### Task instructions:
Give the count of lines that include the string "Town". Add nothing to it.

>> Start Records supplied

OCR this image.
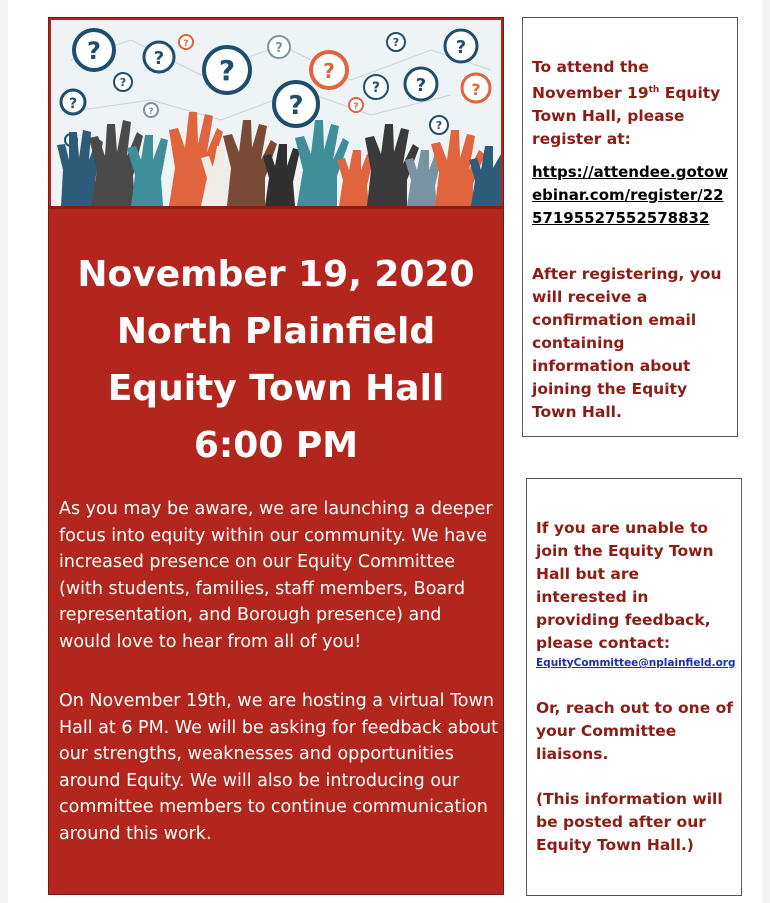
?	?
?
?
?
?
?
?
?
?
?
?
?
?
?	?
?
November 19, 2020
North Plainfield
Equity Town Hall
6:00 PM
As you may be aware, we are launching a deeper focus into equity within our community. We have increased presence on our Equity Committee (with students, families, staff members, Board representation, and Borough presence) and would love to hear from all of you!
On November 19th, we are hosting a virtual Town Hall at 6 PM. We will be asking for feedback about our strengths, weaknesses and opportunities around Equity. We will also be introducing our committee members to continue communication around this work.
To attend the November 19th Equity Town Hall, please register at:
https://attendee.gotowebinar.com/register/2257195527552578832
After registering, you will receive a confirmation email containing information about joining the Equity Town Hall.
If you are unable to join the Equity Town Hall but are interested in providing feedback, please contact:
EquityCommittee@nplainfield.org
Or, reach out to one of your Committee liaisons.
(This information will be posted after our Equity Town Hall.)
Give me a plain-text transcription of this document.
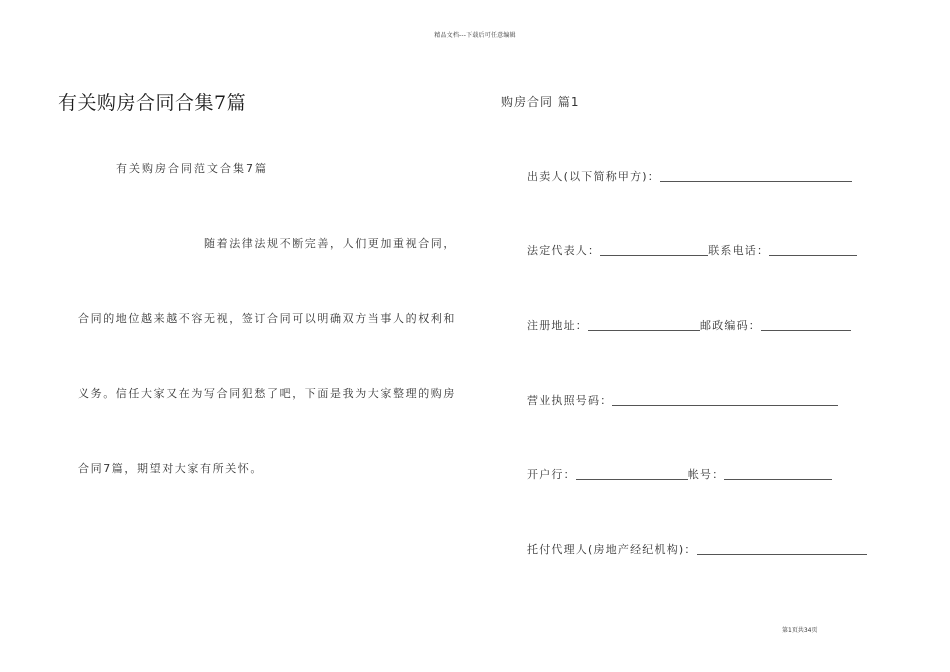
精品文档---下载后可任意编辑
有关购房合同合集7篇
有关购房合同范文合集7篇
随着法律法规不断完善，人们更加重视合同，
合同的地位越来越不容无视，签订合同可以明确双方当事人的权利和
义务。信任大家又在为写合同犯愁了吧，下面是我为大家整理的购房
合同7篇，期望对大家有所关怀。
购房合同 篇1
出卖人(以下简称甲方)：
法定代表人：	联系电话：
注册地址：	邮政编码：
营业执照号码：
开户行：	帐号：
托付代理人(房地产经纪机构)：
第1页共34页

>> End Records supplied

### Worked solution:
6